▶ [Your objective] Reproduce the records exactly.

▶ [Stored data]
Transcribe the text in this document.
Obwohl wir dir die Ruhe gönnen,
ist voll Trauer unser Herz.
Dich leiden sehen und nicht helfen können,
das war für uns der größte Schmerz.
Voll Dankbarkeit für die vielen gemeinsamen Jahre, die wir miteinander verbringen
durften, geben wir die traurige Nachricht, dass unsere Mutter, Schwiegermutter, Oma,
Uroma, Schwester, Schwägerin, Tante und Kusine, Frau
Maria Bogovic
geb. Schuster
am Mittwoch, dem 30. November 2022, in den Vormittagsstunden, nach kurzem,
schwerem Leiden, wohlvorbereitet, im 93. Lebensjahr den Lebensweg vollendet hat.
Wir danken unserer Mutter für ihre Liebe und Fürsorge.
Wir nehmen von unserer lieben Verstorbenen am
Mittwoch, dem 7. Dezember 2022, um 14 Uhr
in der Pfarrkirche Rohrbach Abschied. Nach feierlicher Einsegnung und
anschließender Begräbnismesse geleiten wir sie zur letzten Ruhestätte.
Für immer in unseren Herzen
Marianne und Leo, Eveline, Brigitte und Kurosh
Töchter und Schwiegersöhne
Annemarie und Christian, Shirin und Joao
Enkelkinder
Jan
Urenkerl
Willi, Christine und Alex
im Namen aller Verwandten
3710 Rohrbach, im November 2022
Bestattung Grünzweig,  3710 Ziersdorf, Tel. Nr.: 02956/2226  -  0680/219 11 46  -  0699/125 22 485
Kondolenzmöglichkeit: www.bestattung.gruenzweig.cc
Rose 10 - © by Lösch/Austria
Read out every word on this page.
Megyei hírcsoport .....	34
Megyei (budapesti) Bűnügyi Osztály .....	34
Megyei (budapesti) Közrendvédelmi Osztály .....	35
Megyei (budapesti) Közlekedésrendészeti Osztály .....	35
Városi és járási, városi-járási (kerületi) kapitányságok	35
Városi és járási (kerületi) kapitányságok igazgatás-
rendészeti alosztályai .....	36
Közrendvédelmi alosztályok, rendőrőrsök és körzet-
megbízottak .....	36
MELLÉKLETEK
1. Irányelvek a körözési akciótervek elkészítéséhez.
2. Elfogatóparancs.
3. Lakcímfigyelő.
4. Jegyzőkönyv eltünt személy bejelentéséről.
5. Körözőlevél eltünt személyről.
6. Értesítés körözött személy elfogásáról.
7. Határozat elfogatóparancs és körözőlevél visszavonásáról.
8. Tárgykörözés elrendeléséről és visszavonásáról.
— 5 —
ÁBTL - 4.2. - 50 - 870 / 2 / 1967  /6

▶ [The reply]
Transcribe the text in this document.
Obwohl wir dir die Ruhe gönnen,
ist voll Trauer unser Herz.
Dich leiden sehen und nicht helfen können,
das war für uns der größte Schmerz.
Voll Dankbarkeit für die vielen gemeinsamen Jahre, die wir miteinander verbringen
durften, geben wir die traurige Nachricht, dass unsere Mutter, Schwiegermutter, Oma,
Uroma, Schwester, Schwägerin, Tante und Kusine, Frau
Maria Bogovic
geb. Schuster
am Mittwoch, dem 30. November 2022, in den Vormittagsstunden, nach kurzem,
schwerem Leiden, wohlvorbereitet, im 93. Lebensjahr den Lebensweg vollendet hat.
Wir danken unserer Mutter für ihre Liebe und Fürsorge.
Wir nehmen von unserer lieben Verstorbenen am
Mittwoch, dem 7. Dezember 2022, um 14 Uhr
in der Pfarrkirche Rohrbach Abschied. Nach feierlicher Einsegnung und
anschließender Begräbnismesse geleiten wir sie zur letzten Ruhestätte.
Für immer in unseren Herzen
Marianne und Leo, Eveline, Brigitte und Kurosh
Töchter und Schwiegersöhne
Annemarie und Christian, Shirin und Joao
Enkelkinder
Jan
Urenkerl
Willi, Christine und Alex
im Namen aller Verwandten
3710 Rohrbach, im November 2022
Bestattung Grünzweig,  3710 Ziersdorf, Tel. Nr.: 02956/2226  -  0680/219 11 46  -  0699/125 22 485
Kondolenzmöglichkeit: www.bestattung.gruenzweig.cc
Rose 10 - © by Lösch/Austria
Read out every word on this page.
Megyei hírcsoport .....	34
Megyei (budapesti) Bűnügyi Osztály .....	34
Megyei (budapesti) Közrendvédelmi Osztály .....	35
Megyei (budapesti) Közlekedésrendészeti Osztály .....	35
Városi és járási, városi-járási (kerületi) kapitányságok	35
Városi és járási (kerületi) kapitányságok igazgatás-
rendészeti alosztályai .....	36
Közrendvédelmi alosztályok, rendőrőrsök és körzet-
megbízottak .....	36
MELLÉKLETEK
1. Irányelvek a körözési akciótervek elkészítéséhez.
2. Elfogatóparancs.
3. Lakcímfigyelő.
4. Jegyzőkönyv eltünt személy bejelentéséről.
5. Körözőlevél eltünt személyről.
6. Értesítés körözött személy elfogásáról.
7. Határozat elfogatóparancs és körözőlevél visszavonásáról.
8. Tárgykörözés elrendeléséről és visszavonásáról.
— 5 —
ÁBTL - 4.2. - 50 - 870 / 2 / 1967  /6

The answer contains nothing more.